- _Aim of the task_
Retype everything in the listing, leaving each line exactly as it is.

- _Rows from a figure dataset_
⁂

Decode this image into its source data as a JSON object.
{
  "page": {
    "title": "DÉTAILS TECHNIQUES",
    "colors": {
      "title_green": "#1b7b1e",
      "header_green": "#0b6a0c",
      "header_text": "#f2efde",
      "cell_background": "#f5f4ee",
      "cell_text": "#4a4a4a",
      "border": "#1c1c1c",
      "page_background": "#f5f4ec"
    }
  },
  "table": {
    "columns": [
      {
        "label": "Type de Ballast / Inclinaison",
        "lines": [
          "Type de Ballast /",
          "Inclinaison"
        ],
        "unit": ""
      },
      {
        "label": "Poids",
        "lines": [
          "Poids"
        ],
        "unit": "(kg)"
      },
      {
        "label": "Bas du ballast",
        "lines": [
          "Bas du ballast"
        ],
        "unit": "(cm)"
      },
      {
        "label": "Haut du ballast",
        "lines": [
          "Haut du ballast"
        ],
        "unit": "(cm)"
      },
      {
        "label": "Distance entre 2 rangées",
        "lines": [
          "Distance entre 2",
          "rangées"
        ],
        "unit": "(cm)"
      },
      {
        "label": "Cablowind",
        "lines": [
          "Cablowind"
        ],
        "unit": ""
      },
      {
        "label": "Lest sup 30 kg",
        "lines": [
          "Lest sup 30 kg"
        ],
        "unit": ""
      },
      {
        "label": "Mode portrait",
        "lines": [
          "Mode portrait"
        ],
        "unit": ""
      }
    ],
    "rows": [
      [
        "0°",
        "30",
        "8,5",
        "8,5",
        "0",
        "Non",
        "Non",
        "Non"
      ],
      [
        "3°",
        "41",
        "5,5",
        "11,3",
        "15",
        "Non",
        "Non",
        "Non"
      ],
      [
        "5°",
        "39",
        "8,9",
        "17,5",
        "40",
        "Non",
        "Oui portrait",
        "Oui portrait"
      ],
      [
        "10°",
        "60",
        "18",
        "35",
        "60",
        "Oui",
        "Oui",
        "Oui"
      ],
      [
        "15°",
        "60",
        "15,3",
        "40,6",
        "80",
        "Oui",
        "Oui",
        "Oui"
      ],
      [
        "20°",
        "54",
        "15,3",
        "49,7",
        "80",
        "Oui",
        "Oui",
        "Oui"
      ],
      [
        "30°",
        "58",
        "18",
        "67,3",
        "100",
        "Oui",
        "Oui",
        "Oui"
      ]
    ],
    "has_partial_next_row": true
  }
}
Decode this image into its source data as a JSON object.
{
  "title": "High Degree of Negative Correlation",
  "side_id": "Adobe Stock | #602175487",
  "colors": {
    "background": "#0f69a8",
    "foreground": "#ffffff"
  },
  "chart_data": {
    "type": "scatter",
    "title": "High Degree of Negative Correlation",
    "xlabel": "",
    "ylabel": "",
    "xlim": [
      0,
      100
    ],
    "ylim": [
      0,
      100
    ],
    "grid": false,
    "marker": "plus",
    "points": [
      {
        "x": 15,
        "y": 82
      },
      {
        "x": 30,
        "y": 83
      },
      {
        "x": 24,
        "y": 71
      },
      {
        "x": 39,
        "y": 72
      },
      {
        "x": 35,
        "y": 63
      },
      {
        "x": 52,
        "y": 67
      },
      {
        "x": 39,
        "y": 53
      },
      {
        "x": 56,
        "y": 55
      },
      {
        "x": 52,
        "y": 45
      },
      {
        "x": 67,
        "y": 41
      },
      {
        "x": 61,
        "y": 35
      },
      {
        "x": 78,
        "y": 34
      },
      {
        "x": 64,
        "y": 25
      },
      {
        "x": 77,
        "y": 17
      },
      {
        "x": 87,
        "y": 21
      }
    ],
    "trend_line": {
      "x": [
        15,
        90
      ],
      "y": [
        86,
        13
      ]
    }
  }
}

⁂

- _The solution_
Decode this image into its source data as a JSON object.
{
  "page": {
    "title": "DÉTAILS TECHNIQUES",
    "colors": {
      "title_green": "#1b7b1e",
      "header_green": "#0b6a0c",
      "header_text": "#f2efde",
      "cell_background": "#f5f4ee",
      "cell_text": "#4a4a4a",
      "border": "#1c1c1c",
      "page_background": "#f5f4ec"
    }
  },
  "table": {
    "columns": [
      {
        "label": "Type de Ballast / Inclinaison",
        "lines": [
          "Type de Ballast /",
          "Inclinaison"
        ],
        "unit": ""
      },
      {
        "label": "Poids",
        "lines": [
          "Poids"
        ],
        "unit": "(kg)"
      },
      {
        "label": "Bas du ballast",
        "lines": [
          "Bas du ballast"
        ],
        "unit": "(cm)"
      },
      {
        "label": "Haut du ballast",
        "lines": [
          "Haut du ballast"
        ],
        "unit": "(cm)"
      },
      {
        "label": "Distance entre 2 rangées",
        "lines": [
          "Distance entre 2",
          "rangées"
        ],
        "unit": "(cm)"
      },
      {
        "label": "Cablowind",
        "lines": [
          "Cablowind"
        ],
        "unit": ""
      },
      {
        "label": "Lest sup 30 kg",
        "lines": [
          "Lest sup 30 kg"
        ],
        "unit": ""
      },
      {
        "label": "Mode portrait",
        "lines": [
          "Mode portrait"
        ],
        "unit": ""
      }
    ],
    "rows": [
      [
        "0°",
        "30",
        "8,5",
        "8,5",
        "0",
        "Non",
        "Non",
        "Non"
      ],
      [
        "3°",
        "41",
        "5,5",
        "11,3",
        "15",
        "Non",
        "Non",
        "Non"
      ],
      [
        "5°",
        "39",
        "8,9",
        "17,5",
        "40",
        "Non",
        "Oui portrait",
        "Oui portrait"
      ],
      [
        "10°",
        "60",
        "18",
        "35",
        "60",
        "Oui",
        "Oui",
        "Oui"
      ],
      [
        "15°",
        "60",
        "15,3",
        "40,6",
        "80",
        "Oui",
        "Oui",
        "Oui"
      ],
      [
        "20°",
        "54",
        "15,3",
        "49,7",
        "80",
        "Oui",
        "Oui",
        "Oui"
      ],
      [
        "30°",
        "58",
        "18",
        "67,3",
        "100",
        "Oui",
        "Oui",
        "Oui"
      ]
    ],
    "has_partial_next_row": true
  }
}
Decode this image into its source data as a JSON object.
{
  "title": "High Degree of Negative Correlation",
  "side_id": "Adobe Stock | #602175487",
  "colors": {
    "background": "#0f69a8",
    "foreground": "#ffffff"
  },
  "chart_data": {
    "type": "scatter",
    "title": "High Degree of Negative Correlation",
    "xlabel": "",
    "ylabel": "",
    "xlim": [
      0,
      100
    ],
    "ylim": [
      0,
      100
    ],
    "grid": false,
    "marker": "plus",
    "points": [
      {
        "x": 15,
        "y": 82
      },
      {
        "x": 30,
        "y": 83
      },
      {
        "x": 24,
        "y": 71
      },
      {
        "x": 39,
        "y": 72
      },
      {
        "x": 35,
        "y": 63
      },
      {
        "x": 52,
        "y": 67
      },
      {
        "x": 39,
        "y": 53
      },
      {
        "x": 56,
        "y": 55
      },
      {
        "x": 52,
        "y": 45
      },
      {
        "x": 67,
        "y": 41
      },
      {
        "x": 61,
        "y": 35
      },
      {
        "x": 78,
        "y": 34
      },
      {
        "x": 64,
        "y": 25
      },
      {
        "x": 77,
        "y": 17
      },
      {
        "x": 87,
        "y": 21
      }
    ],
    "trend_line": {
      "x": [
        15,
        90
      ],
      "y": [
        86,
        13
      ]
    }
  }
}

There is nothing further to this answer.